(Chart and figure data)
....

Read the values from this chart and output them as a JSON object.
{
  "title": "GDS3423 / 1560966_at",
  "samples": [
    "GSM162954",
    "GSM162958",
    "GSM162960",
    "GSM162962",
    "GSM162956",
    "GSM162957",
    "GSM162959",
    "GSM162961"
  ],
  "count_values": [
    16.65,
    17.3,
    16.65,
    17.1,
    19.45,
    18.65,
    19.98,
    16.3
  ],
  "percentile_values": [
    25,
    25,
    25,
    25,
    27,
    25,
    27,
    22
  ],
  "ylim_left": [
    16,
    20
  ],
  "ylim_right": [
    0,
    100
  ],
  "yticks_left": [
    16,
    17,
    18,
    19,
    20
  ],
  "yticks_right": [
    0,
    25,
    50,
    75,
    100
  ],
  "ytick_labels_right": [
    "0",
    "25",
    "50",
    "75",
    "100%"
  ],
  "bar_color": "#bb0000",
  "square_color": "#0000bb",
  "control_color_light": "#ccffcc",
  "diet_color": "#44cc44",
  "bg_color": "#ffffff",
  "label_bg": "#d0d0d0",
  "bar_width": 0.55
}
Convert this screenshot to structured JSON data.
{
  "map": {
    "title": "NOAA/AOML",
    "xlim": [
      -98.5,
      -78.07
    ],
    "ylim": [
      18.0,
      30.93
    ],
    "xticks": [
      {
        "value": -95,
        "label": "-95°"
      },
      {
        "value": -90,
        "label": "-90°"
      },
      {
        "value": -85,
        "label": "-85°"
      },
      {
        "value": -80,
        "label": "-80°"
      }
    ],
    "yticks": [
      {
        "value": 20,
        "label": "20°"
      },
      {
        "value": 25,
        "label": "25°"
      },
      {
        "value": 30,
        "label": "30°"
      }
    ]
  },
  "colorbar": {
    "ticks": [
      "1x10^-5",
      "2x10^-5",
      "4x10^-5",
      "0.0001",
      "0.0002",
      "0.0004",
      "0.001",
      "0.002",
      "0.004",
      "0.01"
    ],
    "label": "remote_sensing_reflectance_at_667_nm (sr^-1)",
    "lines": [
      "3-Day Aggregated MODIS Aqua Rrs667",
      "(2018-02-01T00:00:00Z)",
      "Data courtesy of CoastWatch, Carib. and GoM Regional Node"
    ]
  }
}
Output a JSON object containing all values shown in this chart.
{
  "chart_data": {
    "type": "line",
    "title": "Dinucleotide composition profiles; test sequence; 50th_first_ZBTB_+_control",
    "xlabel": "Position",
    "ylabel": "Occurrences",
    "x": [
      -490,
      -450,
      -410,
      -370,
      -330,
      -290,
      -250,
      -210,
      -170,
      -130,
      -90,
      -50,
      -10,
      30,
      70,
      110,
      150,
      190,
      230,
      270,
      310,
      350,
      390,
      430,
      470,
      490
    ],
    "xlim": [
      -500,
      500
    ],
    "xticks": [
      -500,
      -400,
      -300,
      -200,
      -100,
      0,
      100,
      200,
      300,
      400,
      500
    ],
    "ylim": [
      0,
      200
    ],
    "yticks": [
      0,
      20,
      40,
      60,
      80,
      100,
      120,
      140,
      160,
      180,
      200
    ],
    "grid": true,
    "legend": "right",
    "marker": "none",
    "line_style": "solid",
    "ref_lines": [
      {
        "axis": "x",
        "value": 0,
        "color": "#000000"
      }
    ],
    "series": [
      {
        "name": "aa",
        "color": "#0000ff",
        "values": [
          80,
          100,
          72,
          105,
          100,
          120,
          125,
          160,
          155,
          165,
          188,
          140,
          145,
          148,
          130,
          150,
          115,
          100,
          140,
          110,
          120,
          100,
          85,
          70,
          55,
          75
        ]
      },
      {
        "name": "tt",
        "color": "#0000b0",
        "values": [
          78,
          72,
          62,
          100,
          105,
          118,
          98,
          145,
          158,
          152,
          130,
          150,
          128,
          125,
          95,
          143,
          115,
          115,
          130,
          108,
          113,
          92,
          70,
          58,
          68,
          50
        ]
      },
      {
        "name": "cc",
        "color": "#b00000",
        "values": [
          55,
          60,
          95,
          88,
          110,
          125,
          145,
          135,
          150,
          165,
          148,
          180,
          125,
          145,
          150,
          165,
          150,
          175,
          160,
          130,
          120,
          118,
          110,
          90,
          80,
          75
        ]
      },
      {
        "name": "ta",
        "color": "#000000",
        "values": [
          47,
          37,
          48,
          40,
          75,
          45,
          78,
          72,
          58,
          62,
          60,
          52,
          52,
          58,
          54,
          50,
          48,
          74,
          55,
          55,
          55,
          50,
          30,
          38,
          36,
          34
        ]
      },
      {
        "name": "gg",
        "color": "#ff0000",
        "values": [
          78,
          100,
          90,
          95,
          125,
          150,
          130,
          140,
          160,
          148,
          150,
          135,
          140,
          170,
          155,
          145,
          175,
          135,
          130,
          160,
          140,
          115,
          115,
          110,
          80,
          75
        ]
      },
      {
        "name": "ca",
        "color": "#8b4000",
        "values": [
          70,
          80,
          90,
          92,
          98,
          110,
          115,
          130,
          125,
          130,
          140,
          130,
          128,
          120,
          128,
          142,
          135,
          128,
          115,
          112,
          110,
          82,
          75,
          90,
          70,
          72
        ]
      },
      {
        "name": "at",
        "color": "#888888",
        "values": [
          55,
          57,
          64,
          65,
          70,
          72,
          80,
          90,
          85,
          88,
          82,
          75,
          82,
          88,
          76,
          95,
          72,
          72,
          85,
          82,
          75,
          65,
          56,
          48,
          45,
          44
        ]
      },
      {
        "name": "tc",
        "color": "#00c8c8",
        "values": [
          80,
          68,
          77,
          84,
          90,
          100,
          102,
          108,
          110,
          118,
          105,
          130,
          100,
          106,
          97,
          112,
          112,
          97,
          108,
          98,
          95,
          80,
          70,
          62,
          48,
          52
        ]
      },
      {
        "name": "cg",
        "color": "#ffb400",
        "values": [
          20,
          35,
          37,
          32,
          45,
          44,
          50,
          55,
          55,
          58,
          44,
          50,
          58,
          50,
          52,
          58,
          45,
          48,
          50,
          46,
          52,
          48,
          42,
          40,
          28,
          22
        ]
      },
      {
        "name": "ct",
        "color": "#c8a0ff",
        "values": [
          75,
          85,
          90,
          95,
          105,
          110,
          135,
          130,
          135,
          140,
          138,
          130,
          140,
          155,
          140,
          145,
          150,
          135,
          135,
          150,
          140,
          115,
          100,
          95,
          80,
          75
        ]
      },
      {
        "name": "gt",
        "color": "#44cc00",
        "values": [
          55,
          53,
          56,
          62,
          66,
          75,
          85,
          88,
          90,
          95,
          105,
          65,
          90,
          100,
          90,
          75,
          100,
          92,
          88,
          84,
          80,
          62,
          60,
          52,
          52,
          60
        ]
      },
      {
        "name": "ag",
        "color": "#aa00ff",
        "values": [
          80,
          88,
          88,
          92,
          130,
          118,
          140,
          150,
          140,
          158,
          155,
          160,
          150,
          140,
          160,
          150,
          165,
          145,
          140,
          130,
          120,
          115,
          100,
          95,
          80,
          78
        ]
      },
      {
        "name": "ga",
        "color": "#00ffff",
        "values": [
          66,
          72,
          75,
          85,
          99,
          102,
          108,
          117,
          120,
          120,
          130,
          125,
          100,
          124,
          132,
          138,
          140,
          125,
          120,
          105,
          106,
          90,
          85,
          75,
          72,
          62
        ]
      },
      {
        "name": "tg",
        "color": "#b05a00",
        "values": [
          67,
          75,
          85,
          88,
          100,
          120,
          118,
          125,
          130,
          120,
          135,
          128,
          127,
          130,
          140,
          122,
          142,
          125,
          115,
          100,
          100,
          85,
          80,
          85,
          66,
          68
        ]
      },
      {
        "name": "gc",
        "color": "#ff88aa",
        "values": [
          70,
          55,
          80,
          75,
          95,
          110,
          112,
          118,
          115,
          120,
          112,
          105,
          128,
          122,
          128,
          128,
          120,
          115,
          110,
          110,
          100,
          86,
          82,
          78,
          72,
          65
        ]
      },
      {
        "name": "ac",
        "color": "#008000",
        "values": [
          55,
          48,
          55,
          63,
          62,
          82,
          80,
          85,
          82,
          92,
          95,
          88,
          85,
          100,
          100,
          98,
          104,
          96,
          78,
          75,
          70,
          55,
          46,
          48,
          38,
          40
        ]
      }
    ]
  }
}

....

• Exercise prompt: In the listing, find each line with the string "object" and copy it.

• Task result:
Read the values from this chart and output them as a JSON object.
Output a JSON object containing all values shown in this chart.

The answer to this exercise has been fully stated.